>>

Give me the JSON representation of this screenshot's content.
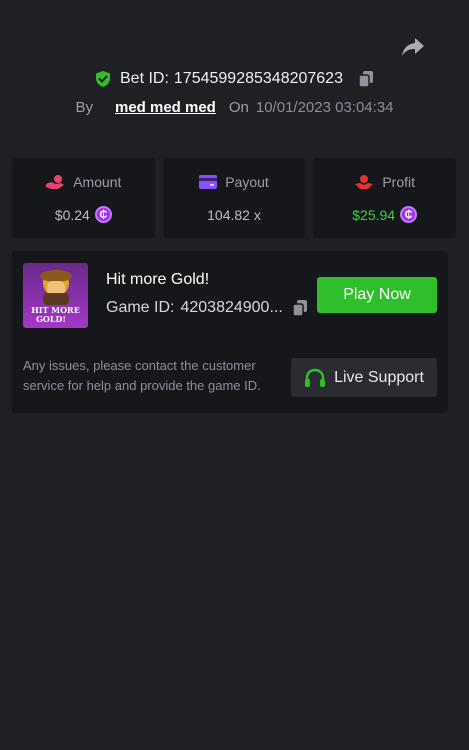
{
  "header": {
    "share_icon": "share-icon",
    "bet_label": "Bet ID:",
    "bet_id": "1754599285348207623",
    "by_label": "By",
    "username": "med med med",
    "on_label": "On",
    "datetime": "10/01/2023 03:04:34"
  },
  "stats": [
    {
      "label": "Amount",
      "value": "$0.24",
      "icon": "hand-coins-icon",
      "icon_color": "#e8456b",
      "has_coin": true
    },
    {
      "label": "Payout",
      "value": "104.82 x",
      "icon": "card-icon",
      "icon_color": "#8a4fff",
      "has_coin": false
    },
    {
      "label": "Profit",
      "value": "$25.94",
      "icon": "hand-money-icon",
      "icon_color": "#e0352e",
      "has_coin": true
    }
  ],
  "coin_symbol": "₵",
  "game": {
    "title": "Hit more Gold!",
    "id_label": "Game ID:",
    "id_value": "4203824900...",
    "thumb_text_1": "HIT MORE",
    "thumb_text_2": "GOLD!",
    "play_label": "Play Now",
    "help_text": "Any issues, please contact the customer service for help and provide the game ID.",
    "support_label": "Live Support"
  },
  "colors": {
    "accent_green": "#2fbf2d",
    "profit_green": "#37d43a",
    "background": "#1f2024",
    "panel": "#16171a"
  }
}
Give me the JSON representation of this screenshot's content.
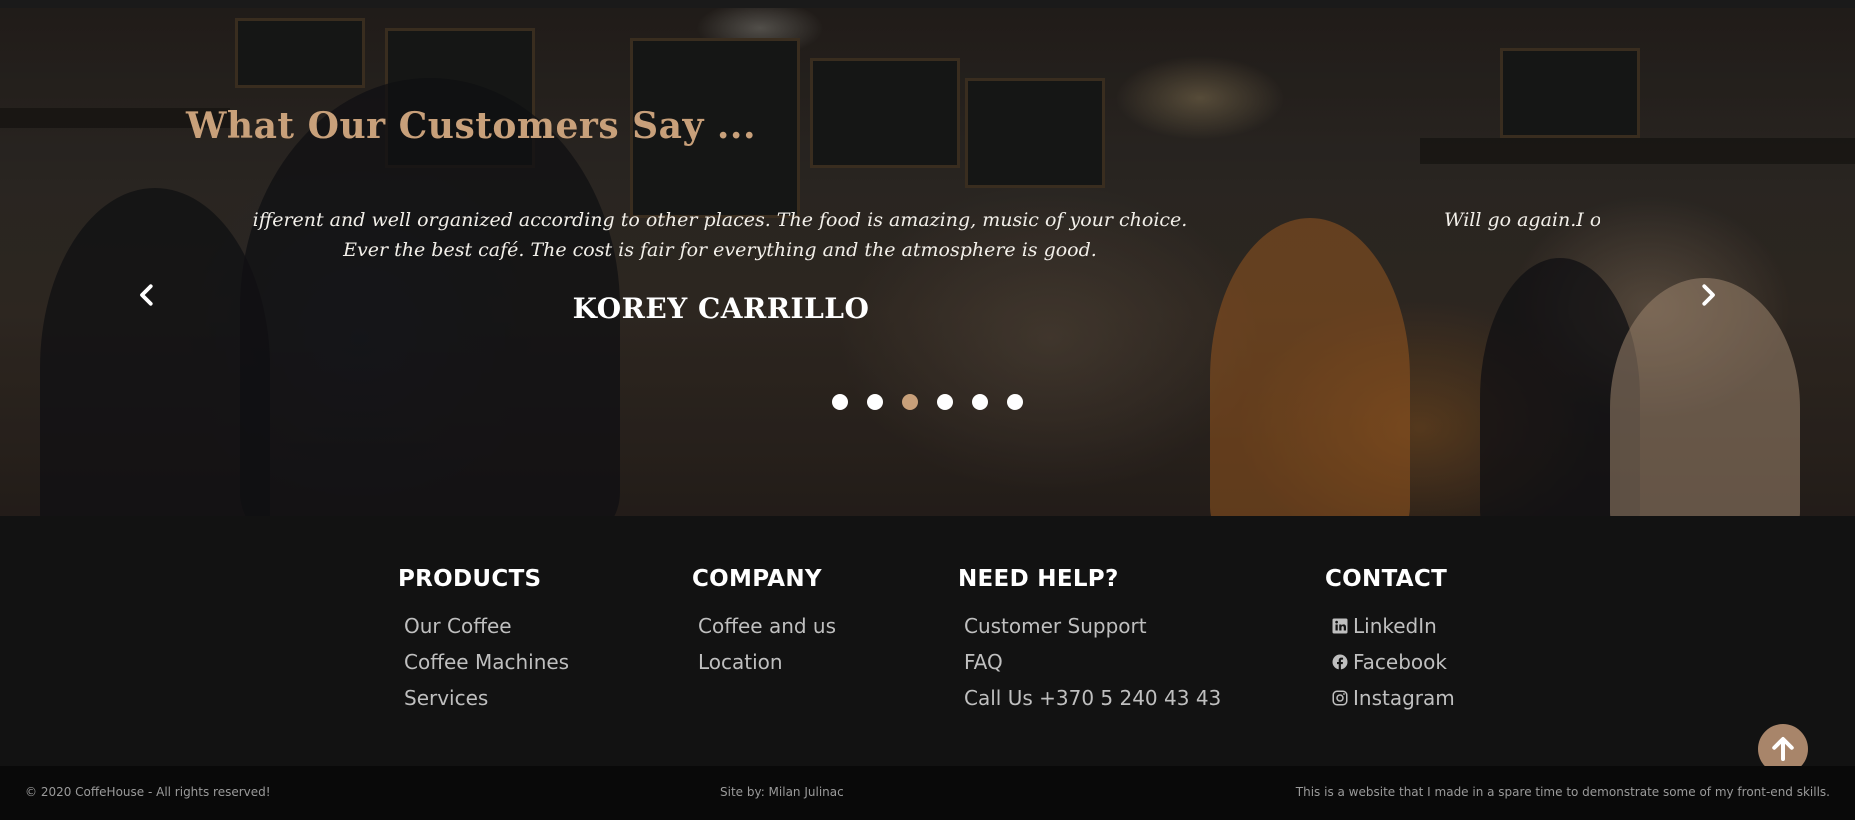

<<

#### [Exercise prompt]
Give back each entry exactly as it appears, with no pictures.

#### [Response to this task]
Give me the JSON representation of this screenshot's content.
{
  "header": {
    "share_icon": "share-icon",
    "bet_label": "Bet ID:",
    "bet_id": "1754599285348207623",
    "by_label": "By",
    "username": "med med med",
    "on_label": "On",
    "datetime": "10/01/2023 03:04:34"
  },
  "stats": [
    {
      "label": "Amount",
      "value": "$0.24",
      "icon": "hand-coins-icon",
      "icon_color": "#e8456b",
      "has_coin": true
    },
    {
      "label": "Payout",
      "value": "104.82 x",
      "icon": "card-icon",
      "icon_color": "#8a4fff",
      "has_coin": false
    },
    {
      "label": "Profit",
      "value": "$25.94",
      "icon": "hand-money-icon",
      "icon_color": "#e0352e",
      "has_coin": true
    }
  ],
  "coin_symbol": "₵",
  "game": {
    "title": "Hit more Gold!",
    "id_label": "Game ID:",
    "id_value": "4203824900...",
    "thumb_text_1": "HIT MORE",
    "thumb_text_2": "GOLD!",
    "play_label": "Play Now",
    "help_text": "Any issues, please contact the customer service for help and provide the game ID.",
    "support_label": "Live Support"
  },
  "colors": {
    "accent_green": "#2fbf2d",
    "profit_green": "#37d43a",
    "background": "#1f2024",
    "panel": "#16171a"
  }
}
Give me the JSON representation of this screenshot's content.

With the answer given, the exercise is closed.